___ テキスト抜粋 ___

酒と煙とロック42 (Jタル/ベネフィット)
ジェスロ・タルといえばイアン爺さんと決まったもんですが。
味わい深いボーカル、変幻自在のフルートはもちろん、情感たぷ~りのアコースティックギターの音色もなんとも言えません。
しかしながらマーティン・バレの存在を忘れてはいけません。彼は2枚目「スタンド・アップ」から最後まで、一身にエレキギターのパートを受け持っていました。そしていつもイアン爺さんとの調和が見事で、曲を盛り上げます。
ということでタルの3枚目のアルバム「ベネフィット」です。
キーボードのジョン・エヴァンが加わってさらに音楽性が広がりましたが、全体を通してギターが全面に出ている印象の一枚です。

___ 提供資料 ___

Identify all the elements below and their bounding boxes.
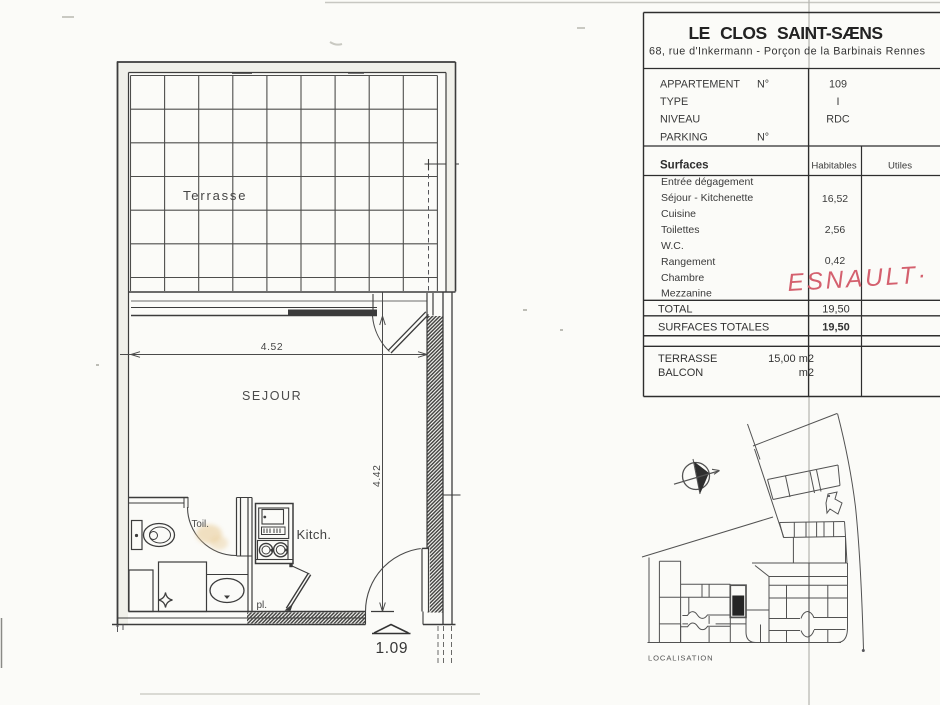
svg-text:PARKING: PARKING (660, 132, 708, 144)
svg-text:15,00 m2: 15,00 m2 (768, 353, 814, 365)
svg-text:4.42: 4.42 (372, 465, 383, 487)
svg-text:109: 109 (829, 79, 847, 91)
svg-text:19,50: 19,50 (822, 322, 850, 334)
svg-text:Habitables: Habitables (811, 161, 857, 172)
svg-text:W.C.: W.C. (661, 240, 684, 252)
svg-text:68, rue d'Inkermann - Porçon d: 68, rue d'Inkermann - Porçon de la Barbi… (649, 46, 926, 58)
svg-text:Mezzanine: Mezzanine (661, 288, 712, 300)
svg-text:Toilettes: Toilettes (661, 224, 700, 236)
svg-text:2,56: 2,56 (825, 224, 846, 236)
svg-text:Séjour - Kitchenette: Séjour - Kitchenette (661, 192, 753, 204)
svg-text:I: I (837, 96, 840, 108)
svg-text:APPARTEMENT: APPARTEMENT (660, 79, 740, 91)
svg-text:Toil.: Toil. (192, 519, 209, 530)
svg-text:NIVEAU: NIVEAU (660, 114, 700, 126)
svg-text:4.52: 4.52 (261, 342, 283, 353)
svg-text:TERRASSE: TERRASSE (658, 353, 717, 365)
svg-text:Rangement: Rangement (661, 256, 715, 268)
svg-text:Kitch.: Kitch. (297, 527, 332, 542)
svg-text:RDC: RDC (826, 114, 850, 126)
svg-text:N°: N° (757, 79, 769, 91)
svg-text:1.09: 1.09 (376, 640, 409, 657)
svg-text:LE CLOS SAINT-SÆNS: LE CLOS SAINT-SÆNS (689, 23, 884, 43)
svg-text:LOCALISATION: LOCALISATION (648, 654, 714, 663)
svg-text:SEJOUR: SEJOUR (242, 389, 302, 403)
svg-text:TYPE: TYPE (660, 96, 688, 108)
svg-text:BALCON: BALCON (658, 367, 703, 379)
svg-text:SURFACES TOTALES: SURFACES TOTALES (658, 322, 769, 334)
svg-text:Utiles: Utiles (888, 161, 912, 172)
svg-text:Chambre: Chambre (661, 272, 704, 284)
svg-text:Entrée dégagement: Entrée dégagement (661, 176, 753, 188)
svg-text:0,42: 0,42 (825, 255, 846, 267)
svg-text:m2: m2 (799, 367, 814, 379)
svg-text:Terrasse: Terrasse (183, 188, 247, 203)
svg-text:N°: N° (757, 132, 769, 144)
svg-text:16,52: 16,52 (822, 193, 848, 205)
svg-text:TOTAL: TOTAL (658, 304, 692, 316)
svg-text:19,50: 19,50 (822, 304, 850, 316)
svg-text:Cuisine: Cuisine (661, 208, 696, 220)
svg-text:pl.: pl. (257, 600, 268, 611)
svg-text:Surfaces: Surfaces (660, 160, 709, 172)
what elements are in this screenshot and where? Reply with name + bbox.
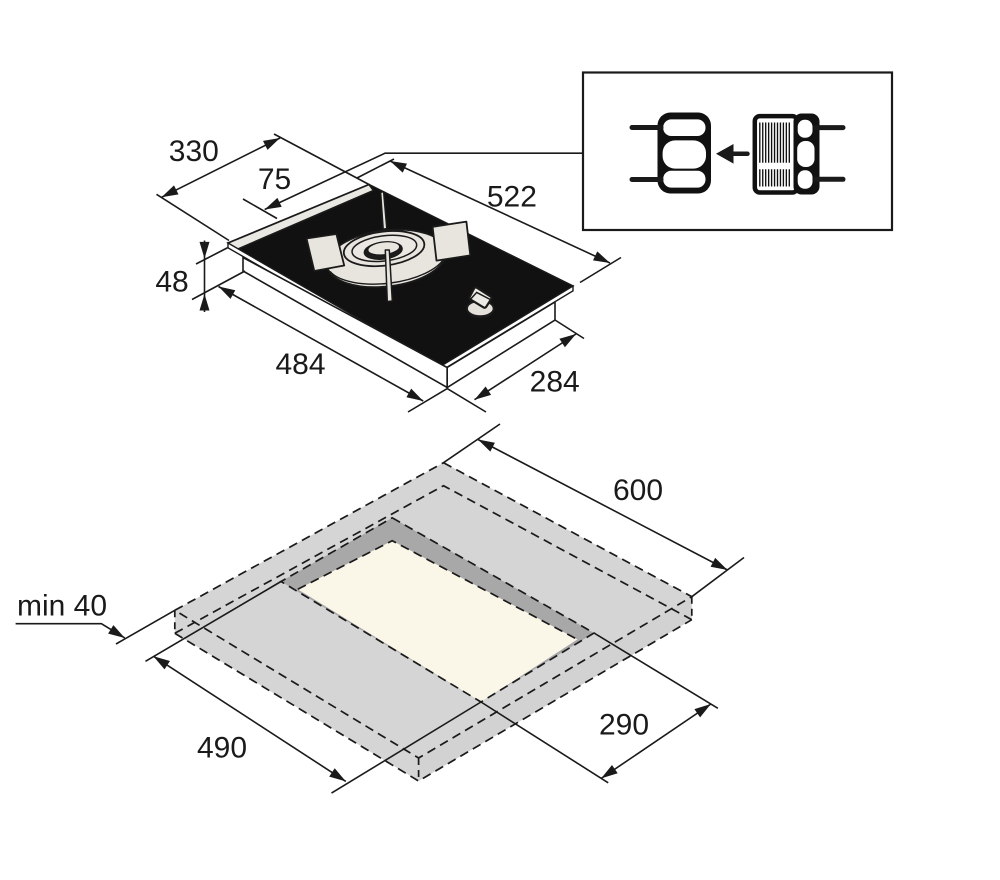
svg-text:284: 284 (530, 366, 580, 399)
svg-text:290: 290 (599, 709, 649, 742)
svg-text:484: 484 (275, 348, 325, 381)
svg-text:min 40: min 40 (17, 590, 107, 623)
svg-text:75: 75 (258, 163, 291, 196)
svg-text:48: 48 (155, 266, 188, 299)
svg-text:600: 600 (613, 474, 663, 507)
svg-text:490: 490 (197, 732, 247, 765)
svg-text:522: 522 (487, 181, 537, 214)
svg-text:330: 330 (169, 135, 219, 168)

___

** 求められる内容 **
ジェスロ・タルについての文章を読んで、次の問いに答えてください。
(a) マーティン・バレがエレキギターのパートを受け持ち始めたのは、何枚目のどのアルバムからですか。
(b) 「ベネフィット」はタルの何枚目のアルバムですか。
(c) 「ベネフィット」で加わったキーボード奏者は誰ですか。
このデータは以下の作業には使いません。

** 作業結果 **
(a) 2枚目の「スタンド・アップ」からです。
(b) 3枚目です。
(c) ジョン・エヴァンです。